Exercise text

◇ ◇ ◇

Jan45 · 17/04/2015 13:28

I don't see the negative view in society, there's no such thing as a nuclear family anymore, life is too short to be stuck with a miserable partner, you can have a happier life if you choose to.

hellsbellsmelons · 17/04/2015 13:40

I don't see the negative view either and I've been separated for well over 5 years now.

MelonBallersAreStrange · 17/04/2015 13:42

Your DC are 4 and 5? Not many mates with "broken homes" visible yet?

By time they are 11 and 12, I bet quite a few of their class-mates will have separated parents. That's what I've seen round here (and we live in a naice area).

"Society" might have a negative view but the people who know you won't give a toss.

How would you react if one of your friends who you thought was happily married announced she and her husband were splitting up because "we haven't been happy for years." Would you judge? Would you think less of her? Would you go all Daily Mail on her?

Or would you think "Oh, that's a shame. It just goes to show Grandma was right, you never can tell what goes on behind closed doors". Would you offer her sympathy, help and a shoulder to cry on?

Hissy · 17/04/2015 13:44

NOTHING, I repeat NOTHING will break a child more than growing up in an environment where one partner threatens to destroy the other.

◇ ◇ ◇

(Page layout parsing data)

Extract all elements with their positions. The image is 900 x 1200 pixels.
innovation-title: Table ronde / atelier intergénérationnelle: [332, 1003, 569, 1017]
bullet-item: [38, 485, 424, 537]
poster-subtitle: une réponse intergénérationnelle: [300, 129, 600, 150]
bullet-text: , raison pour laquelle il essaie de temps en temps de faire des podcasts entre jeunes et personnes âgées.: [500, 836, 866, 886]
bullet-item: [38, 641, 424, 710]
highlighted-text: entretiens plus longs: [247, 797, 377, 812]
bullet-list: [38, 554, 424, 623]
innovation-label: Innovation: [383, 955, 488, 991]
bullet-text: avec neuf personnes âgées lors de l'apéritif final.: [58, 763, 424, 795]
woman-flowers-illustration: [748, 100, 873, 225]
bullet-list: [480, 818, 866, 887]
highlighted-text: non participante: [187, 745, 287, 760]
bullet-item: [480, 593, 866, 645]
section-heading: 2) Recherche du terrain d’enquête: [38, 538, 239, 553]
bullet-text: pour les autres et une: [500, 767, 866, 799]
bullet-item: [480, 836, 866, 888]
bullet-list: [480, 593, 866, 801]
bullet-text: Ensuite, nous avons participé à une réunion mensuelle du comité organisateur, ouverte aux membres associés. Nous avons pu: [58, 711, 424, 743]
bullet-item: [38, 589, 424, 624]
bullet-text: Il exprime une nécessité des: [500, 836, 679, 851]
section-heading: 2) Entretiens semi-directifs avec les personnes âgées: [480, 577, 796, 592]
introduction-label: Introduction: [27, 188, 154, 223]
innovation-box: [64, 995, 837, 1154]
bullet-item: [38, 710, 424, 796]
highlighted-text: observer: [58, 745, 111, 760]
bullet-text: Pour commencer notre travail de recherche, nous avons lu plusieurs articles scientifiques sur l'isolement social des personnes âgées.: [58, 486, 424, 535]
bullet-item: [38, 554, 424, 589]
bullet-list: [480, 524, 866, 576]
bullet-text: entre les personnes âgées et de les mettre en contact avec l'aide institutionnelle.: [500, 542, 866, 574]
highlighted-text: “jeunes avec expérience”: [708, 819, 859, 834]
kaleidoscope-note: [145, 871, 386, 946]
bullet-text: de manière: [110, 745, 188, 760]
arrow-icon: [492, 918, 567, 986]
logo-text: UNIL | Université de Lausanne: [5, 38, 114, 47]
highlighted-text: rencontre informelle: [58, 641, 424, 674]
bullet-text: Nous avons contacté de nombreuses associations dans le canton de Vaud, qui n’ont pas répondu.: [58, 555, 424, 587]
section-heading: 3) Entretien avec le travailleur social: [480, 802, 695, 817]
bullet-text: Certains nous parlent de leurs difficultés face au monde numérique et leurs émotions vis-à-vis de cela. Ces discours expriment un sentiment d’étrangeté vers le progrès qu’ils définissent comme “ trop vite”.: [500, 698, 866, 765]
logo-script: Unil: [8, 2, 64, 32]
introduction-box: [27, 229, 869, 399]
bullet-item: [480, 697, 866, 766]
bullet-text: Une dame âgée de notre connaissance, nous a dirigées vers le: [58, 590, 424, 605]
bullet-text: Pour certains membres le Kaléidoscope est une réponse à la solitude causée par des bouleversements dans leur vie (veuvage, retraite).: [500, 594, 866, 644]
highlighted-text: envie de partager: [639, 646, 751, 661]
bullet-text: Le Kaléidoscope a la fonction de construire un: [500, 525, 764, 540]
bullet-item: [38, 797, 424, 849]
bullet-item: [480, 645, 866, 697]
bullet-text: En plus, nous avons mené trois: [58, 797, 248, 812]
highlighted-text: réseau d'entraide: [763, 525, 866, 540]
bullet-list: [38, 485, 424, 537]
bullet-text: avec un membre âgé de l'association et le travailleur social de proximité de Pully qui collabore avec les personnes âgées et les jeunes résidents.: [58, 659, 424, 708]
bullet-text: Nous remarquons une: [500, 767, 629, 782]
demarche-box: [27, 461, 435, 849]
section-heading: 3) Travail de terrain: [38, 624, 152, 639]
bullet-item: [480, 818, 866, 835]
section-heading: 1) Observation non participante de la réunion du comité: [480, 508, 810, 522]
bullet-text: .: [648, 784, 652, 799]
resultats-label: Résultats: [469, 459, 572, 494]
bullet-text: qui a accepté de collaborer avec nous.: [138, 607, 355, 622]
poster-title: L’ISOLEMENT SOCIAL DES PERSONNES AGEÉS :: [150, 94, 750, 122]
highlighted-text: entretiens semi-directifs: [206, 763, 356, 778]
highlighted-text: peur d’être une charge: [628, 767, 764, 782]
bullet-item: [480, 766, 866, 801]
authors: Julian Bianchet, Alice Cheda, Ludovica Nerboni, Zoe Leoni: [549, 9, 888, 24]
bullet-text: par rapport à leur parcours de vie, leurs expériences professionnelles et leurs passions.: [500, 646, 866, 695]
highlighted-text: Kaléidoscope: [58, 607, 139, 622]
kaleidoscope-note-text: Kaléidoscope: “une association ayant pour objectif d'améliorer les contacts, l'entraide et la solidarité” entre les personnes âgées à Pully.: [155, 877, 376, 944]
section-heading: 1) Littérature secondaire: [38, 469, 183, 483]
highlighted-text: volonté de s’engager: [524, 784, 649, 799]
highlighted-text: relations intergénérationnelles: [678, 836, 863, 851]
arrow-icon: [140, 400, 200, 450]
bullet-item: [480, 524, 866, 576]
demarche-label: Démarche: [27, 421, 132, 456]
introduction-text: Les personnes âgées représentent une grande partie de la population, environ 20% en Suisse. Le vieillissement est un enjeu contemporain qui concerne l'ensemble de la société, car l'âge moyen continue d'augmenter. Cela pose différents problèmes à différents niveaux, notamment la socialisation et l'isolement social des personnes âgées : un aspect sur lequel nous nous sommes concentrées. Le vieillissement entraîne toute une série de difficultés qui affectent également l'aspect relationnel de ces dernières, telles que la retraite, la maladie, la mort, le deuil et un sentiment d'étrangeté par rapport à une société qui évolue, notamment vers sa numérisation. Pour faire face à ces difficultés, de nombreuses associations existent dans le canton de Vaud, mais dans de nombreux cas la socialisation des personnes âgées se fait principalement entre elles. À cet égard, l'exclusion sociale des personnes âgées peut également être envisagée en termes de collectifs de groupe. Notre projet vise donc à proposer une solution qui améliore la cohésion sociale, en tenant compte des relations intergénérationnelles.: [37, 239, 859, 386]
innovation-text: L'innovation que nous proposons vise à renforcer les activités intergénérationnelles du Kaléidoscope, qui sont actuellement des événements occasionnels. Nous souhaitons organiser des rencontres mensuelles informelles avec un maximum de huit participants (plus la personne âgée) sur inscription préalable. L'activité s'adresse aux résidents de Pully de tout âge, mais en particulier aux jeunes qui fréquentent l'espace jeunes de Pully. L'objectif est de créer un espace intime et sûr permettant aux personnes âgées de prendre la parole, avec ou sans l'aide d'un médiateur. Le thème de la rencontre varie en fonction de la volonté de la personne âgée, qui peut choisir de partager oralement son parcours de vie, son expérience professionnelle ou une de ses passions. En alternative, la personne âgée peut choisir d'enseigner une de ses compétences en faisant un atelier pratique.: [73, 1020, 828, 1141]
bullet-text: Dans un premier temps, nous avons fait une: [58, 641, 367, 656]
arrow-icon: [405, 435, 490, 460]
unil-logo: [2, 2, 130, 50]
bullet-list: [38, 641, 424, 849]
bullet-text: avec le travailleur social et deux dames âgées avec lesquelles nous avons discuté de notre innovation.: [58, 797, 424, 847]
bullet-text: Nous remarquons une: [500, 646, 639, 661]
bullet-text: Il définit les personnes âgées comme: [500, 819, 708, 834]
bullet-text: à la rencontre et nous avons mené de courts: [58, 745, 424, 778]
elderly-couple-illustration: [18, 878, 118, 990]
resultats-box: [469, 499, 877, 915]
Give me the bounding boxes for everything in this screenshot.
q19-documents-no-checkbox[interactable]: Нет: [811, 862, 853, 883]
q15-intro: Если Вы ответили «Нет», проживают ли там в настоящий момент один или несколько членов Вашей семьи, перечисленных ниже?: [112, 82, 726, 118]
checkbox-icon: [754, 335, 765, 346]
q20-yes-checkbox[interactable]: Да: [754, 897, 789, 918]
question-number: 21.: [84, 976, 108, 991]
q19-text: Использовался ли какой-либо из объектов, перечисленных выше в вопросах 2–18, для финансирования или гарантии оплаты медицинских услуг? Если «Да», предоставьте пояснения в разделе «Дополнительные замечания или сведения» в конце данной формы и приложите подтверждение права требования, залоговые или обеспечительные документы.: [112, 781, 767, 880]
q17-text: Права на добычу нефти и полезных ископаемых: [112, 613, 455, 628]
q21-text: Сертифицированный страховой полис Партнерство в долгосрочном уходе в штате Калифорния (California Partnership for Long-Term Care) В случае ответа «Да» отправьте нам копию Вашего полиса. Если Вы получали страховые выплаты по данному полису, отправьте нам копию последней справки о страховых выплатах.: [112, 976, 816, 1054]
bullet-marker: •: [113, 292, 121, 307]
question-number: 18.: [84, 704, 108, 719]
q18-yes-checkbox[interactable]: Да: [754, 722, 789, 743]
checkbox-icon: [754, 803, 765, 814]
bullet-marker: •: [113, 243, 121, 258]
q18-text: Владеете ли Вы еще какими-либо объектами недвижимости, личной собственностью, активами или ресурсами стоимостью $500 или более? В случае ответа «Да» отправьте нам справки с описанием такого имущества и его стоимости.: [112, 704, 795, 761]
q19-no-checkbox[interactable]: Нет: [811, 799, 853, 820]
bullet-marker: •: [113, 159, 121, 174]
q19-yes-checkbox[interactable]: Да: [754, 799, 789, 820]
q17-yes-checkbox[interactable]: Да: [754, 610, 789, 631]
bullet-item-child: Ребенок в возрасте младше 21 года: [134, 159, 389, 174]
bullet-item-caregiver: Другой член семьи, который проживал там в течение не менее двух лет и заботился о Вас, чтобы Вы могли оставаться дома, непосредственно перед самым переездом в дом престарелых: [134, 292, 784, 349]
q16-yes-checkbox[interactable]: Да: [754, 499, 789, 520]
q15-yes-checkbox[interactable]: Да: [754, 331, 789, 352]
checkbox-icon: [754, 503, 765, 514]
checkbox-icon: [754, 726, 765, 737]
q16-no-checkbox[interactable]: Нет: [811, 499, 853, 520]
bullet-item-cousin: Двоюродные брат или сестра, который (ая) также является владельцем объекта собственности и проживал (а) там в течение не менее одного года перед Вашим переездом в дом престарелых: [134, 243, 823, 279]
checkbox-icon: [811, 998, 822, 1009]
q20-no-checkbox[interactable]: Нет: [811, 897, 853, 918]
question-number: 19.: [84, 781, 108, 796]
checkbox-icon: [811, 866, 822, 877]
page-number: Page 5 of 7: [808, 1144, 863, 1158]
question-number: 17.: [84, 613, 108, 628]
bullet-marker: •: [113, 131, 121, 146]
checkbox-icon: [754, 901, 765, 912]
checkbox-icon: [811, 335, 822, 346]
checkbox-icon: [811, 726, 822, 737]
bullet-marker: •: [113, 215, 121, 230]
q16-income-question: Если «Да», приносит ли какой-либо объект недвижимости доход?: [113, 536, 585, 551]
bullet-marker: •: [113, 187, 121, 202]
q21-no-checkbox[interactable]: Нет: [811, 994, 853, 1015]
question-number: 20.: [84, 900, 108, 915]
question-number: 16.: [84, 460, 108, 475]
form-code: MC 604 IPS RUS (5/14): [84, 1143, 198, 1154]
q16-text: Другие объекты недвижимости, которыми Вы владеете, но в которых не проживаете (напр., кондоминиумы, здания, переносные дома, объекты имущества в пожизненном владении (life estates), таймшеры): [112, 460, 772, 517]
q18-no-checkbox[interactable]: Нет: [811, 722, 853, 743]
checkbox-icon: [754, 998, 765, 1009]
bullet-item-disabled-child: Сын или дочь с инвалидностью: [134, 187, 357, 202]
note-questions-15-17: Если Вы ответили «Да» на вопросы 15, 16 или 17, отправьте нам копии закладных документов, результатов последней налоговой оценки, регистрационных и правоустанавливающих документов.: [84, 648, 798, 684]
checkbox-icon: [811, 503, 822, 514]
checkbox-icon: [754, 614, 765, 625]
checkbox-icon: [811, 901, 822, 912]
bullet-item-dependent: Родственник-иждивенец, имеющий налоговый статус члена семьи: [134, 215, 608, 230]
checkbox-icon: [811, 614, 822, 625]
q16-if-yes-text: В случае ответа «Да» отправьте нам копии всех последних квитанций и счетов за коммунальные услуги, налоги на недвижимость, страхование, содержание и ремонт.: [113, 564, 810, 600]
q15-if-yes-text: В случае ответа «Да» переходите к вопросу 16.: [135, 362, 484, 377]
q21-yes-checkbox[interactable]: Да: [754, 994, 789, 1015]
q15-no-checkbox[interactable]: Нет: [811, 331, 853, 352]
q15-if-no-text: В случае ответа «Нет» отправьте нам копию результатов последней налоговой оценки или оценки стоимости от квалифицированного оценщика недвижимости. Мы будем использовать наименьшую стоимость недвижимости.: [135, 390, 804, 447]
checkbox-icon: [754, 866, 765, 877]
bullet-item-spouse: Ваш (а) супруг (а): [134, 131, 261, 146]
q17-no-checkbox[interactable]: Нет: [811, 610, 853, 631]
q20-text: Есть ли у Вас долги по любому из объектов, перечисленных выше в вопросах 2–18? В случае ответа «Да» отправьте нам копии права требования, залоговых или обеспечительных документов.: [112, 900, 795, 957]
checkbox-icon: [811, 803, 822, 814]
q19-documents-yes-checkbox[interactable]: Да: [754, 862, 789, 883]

◇ ◇ ◇

Reproduce the entire forum thread about separating from a partner word for word.

Result of this exercise
Jan45 · 17/04/2015 13:28

I don't see the negative view in society, there's no such thing as a nuclear family anymore, life is too short to be stuck with a miserable partner, you can have a happier life if you choose to.

hellsbellsmelons · 17/04/2015 13:40

I don't see the negative view either and I've been separated for well over 5 years now.

MelonBallersAreStrange · 17/04/2015 13:42

Your DC are 4 and 5? Not many mates with "broken homes" visible yet?

By time they are 11 and 12, I bet quite a few of their class-mates will have separated parents. That's what I've seen round here (and we live in a naice area).

"Society" might have a negative view but the people who know you won't give a toss.

How would you react if one of your friends who you thought was happily married announced she and her husband were splitting up because "we haven't been happy for years." Would you judge? Would you think less of her? Would you go all Daily Mail on her?

Or would you think "Oh, that's a shame. It just goes to show Grandma was right, you never can tell what goes on behind closed doors". Would you offer her sympathy, help and a shoulder to cry on?

Hissy · 17/04/2015 13:44

NOTHING, I repeat NOTHING will break a child more than growing up in an environment where one partner threatens to destroy the other.